§ KURZAUFGABE 1
Nenne die Gesichtspunkte, nach denen Endkunden Finanzprodukte laut dem Text über Transparenz bei Finanzprodukten besser durchschauen sollen.
§ KURZAUFGABE 2
Gib den Text über Transparenz bei Finanzprodukten ab „Unter der Überschrift“ bis einschließlich „Diskussionen und Konfliktfelder.“ wieder und tausche dabei „Kennzahlensystem“ gegen „Bewertungssystem“ aus.
§ KURZAUFGABE 3
Schreibe den Text über Transparenz bei Finanzprodukten im Anschluss an seinen letzten Satz weiter.

§ TEXTAUSZUG
Unter der Überschrift „Transparenz schaffen und Übersichtlichkeit verstärken“ möchte die Politik den Endkunden in die Lage versetzen, Finanzprodukte hinsichtlich Kosten, Risiken und Anlagepräferenz besser zu durchschauen. Dabei soll ein Kennzahlensystem helfen. Grundsätzlich ein ganz guter Gedanke. Allerdings gibt es hierbei ein altes Problem, das die Regulatorik nie wirklich aus der Welt schaffen konnte. Wenn nämlich von unterschiedlichen Finanzprodukten, Anlagepräferenzen oder Kostenverteilungsmänteln die Rede ist, kann ein einheitliches Kennzahlensystem womöglich nicht alle Fragen „fair“ beantworten. Ist eine Kennzahl im Falle A genauso zutreffend wie im Fall B? Im Bereich der Vorsorgeberatung ist dieser Mangel an Vergleichbarkeit seit vielen Jahren in besonderer Weise Grund für Diskussionen und Konfliktfelder.

§ BEREITGESTELLTES MATERIAL
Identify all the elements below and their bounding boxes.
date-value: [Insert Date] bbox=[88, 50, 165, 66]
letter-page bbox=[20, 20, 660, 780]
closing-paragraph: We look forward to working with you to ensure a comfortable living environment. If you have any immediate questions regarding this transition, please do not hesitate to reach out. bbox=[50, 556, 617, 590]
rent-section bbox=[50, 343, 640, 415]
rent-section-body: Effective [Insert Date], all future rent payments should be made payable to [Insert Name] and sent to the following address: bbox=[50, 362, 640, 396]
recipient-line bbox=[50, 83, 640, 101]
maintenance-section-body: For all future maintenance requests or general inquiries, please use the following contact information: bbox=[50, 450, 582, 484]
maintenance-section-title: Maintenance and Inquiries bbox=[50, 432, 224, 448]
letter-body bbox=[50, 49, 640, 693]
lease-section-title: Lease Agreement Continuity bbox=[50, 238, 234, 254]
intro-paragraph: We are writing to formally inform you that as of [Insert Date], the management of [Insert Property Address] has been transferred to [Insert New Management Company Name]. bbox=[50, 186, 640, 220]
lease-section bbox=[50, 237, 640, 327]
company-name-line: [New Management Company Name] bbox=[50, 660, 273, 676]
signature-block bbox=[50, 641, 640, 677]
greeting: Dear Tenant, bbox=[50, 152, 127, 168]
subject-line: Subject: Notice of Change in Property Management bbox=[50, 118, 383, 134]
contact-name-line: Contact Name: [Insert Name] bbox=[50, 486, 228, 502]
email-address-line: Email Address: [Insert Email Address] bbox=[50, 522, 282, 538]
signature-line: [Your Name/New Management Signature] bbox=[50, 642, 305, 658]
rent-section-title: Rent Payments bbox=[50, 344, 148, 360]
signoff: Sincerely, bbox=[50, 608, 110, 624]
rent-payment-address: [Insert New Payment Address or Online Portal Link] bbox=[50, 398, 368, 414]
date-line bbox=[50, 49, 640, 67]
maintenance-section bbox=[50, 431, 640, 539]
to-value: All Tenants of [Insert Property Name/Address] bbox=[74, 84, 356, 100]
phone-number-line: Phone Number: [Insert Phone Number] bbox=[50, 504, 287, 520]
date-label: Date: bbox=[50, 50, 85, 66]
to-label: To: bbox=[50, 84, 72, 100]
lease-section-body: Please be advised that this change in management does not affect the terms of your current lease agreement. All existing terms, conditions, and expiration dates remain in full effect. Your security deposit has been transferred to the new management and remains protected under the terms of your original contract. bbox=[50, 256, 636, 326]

§ ERWARTETE AUSGABE 1
Kosten, Risiken, Anlagepräferenz

§ ERWARTETE AUSGABE 2
Unter der Überschrift „Transparenz schaffen und Übersichtlichkeit verstärken“ möchte die Politik den Endkunden in die Lage versetzen, Finanzprodukte hinsichtlich Kosten, Risiken und Anlagepräferenz besser zu durchschauen. Dabei soll ein Bewertungssystem helfen. Grundsätzlich ein ganz guter Gedanke. Allerdings gibt es hierbei ein altes Problem, das die Regulatorik nie wirklich aus der Welt schaffen konnte. Wenn nämlich von unterschiedlichen Finanzprodukten, Anlagepräferenzen oder Kostenverteilungsmänteln die Rede ist, kann ein einheitliches Bewertungssystem womöglich nicht alle Fragen „fair“ beantworten. Ist eine Kennzahl im Falle A genauso zutreffend wie im Fall B? Im Bereich der Vorsorgeberatung ist dieser Mangel an Vergleichbarkeit seit vielen Jahren in besonderer Weise Grund für Diskussionen und Konfliktfelder.

§ ERWARTETE AUSGABE 3
Ein Instrument, zwei Maßstäbe
Hierzu ein Beispiel: Wirklich problematisch wird es, wenn etwa durch die Gewährung von Übergangsfristen eine Ablösung der Ausgangsbetrachtung eines bestimmten Instruments durch die Neubetrachtung verhindert und dieses Instrument damit plötzlich in zwei unterschiedlichen Risikoklassen fällt. Ein Ärgernis für die Berater solcher Anlageinstrumente. Und für den Kunden, der eben diese neugewonnene Transparenz feiern sollte, ein nicht zu verstehendes Phänomen. Gerne erläutere ich diesen Umstand aus der fachlichen Sicht ein wenig näher! Dazu nehme ich zwei Positionen der Betrachtung ein.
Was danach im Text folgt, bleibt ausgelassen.